>> BEGIN Records for this exercise

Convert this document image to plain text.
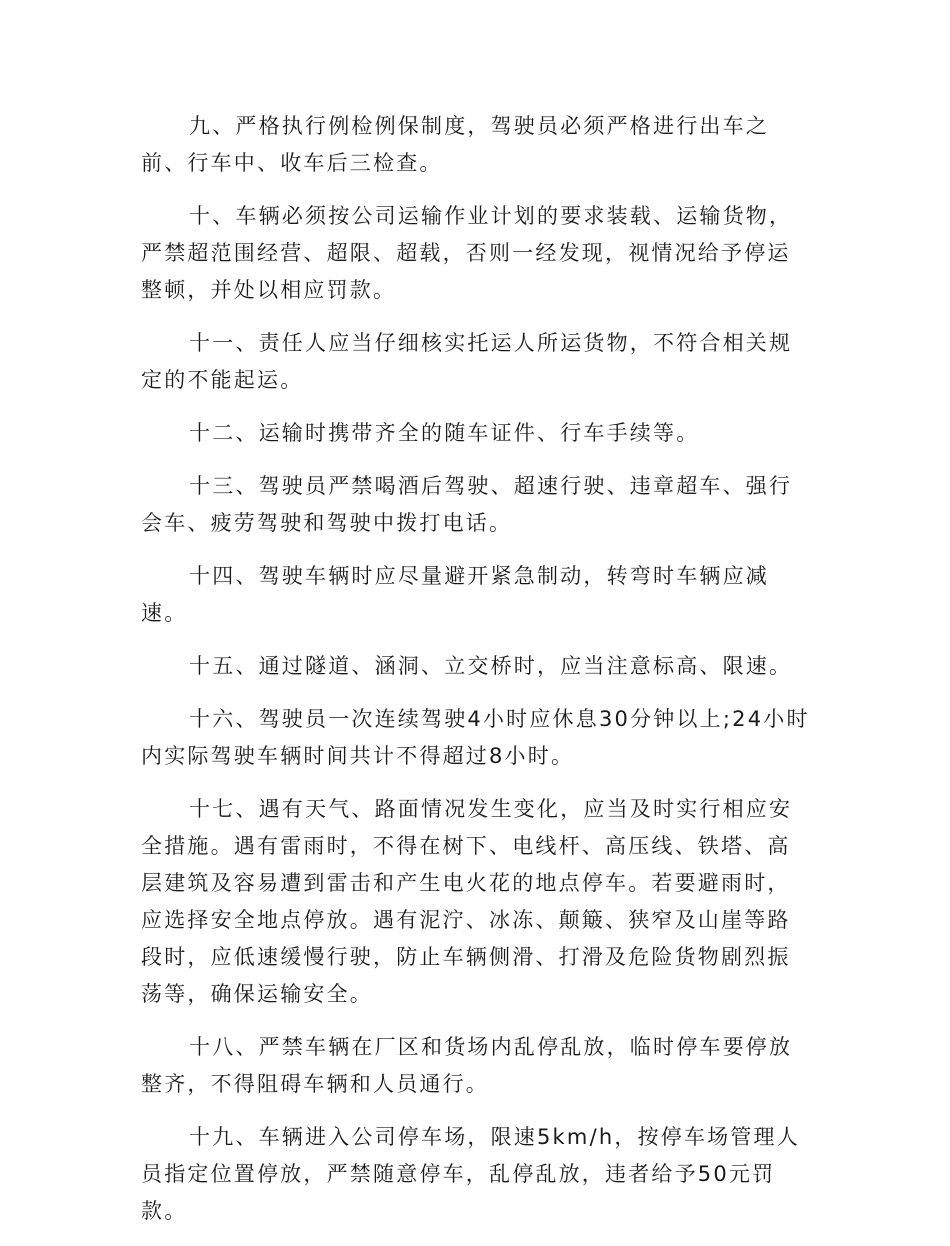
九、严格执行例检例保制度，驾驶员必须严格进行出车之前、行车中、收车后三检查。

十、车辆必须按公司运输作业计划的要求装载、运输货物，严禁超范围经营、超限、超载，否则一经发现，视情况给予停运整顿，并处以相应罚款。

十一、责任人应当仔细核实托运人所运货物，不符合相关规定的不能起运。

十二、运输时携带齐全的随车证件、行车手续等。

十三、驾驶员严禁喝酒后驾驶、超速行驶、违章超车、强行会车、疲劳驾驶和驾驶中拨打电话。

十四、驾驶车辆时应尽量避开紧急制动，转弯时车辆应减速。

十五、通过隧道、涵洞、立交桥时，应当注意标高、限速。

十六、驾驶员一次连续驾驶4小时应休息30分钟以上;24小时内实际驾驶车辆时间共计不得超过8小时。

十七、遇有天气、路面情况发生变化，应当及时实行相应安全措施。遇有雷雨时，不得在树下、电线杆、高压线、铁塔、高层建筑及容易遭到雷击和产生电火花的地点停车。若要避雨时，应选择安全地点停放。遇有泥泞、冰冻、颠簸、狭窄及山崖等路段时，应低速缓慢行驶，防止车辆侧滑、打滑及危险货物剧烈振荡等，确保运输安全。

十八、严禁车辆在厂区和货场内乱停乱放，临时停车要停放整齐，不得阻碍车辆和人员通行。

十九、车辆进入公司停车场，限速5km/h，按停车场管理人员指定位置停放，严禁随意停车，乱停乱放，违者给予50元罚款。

>> END Records for this exercise

- Exercise instructions:
Without the pictures, print the records in full, exactly as they appear.

- Answer in full:
Convert this document image to plain text.
九、严格执行例检例保制度，驾驶员必须严格进行出车之前、行车中、收车后三检查。

十、车辆必须按公司运输作业计划的要求装载、运输货物，严禁超范围经营、超限、超载，否则一经发现，视情况给予停运整顿，并处以相应罚款。

十一、责任人应当仔细核实托运人所运货物，不符合相关规定的不能起运。

十二、运输时携带齐全的随车证件、行车手续等。

十三、驾驶员严禁喝酒后驾驶、超速行驶、违章超车、强行会车、疲劳驾驶和驾驶中拨打电话。

十四、驾驶车辆时应尽量避开紧急制动，转弯时车辆应减速。

十五、通过隧道、涵洞、立交桥时，应当注意标高、限速。

十六、驾驶员一次连续驾驶4小时应休息30分钟以上;24小时内实际驾驶车辆时间共计不得超过8小时。

十七、遇有天气、路面情况发生变化，应当及时实行相应安全措施。遇有雷雨时，不得在树下、电线杆、高压线、铁塔、高层建筑及容易遭到雷击和产生电火花的地点停车。若要避雨时，应选择安全地点停放。遇有泥泞、冰冻、颠簸、狭窄及山崖等路段时，应低速缓慢行驶，防止车辆侧滑、打滑及危险货物剧烈振荡等，确保运输安全。

十八、严禁车辆在厂区和货场内乱停乱放，临时停车要停放整齐，不得阻碍车辆和人员通行。

十九、车辆进入公司停车场，限速5km/h，按停车场管理人员指定位置停放，严禁随意停车，乱停乱放，违者给予50元罚款。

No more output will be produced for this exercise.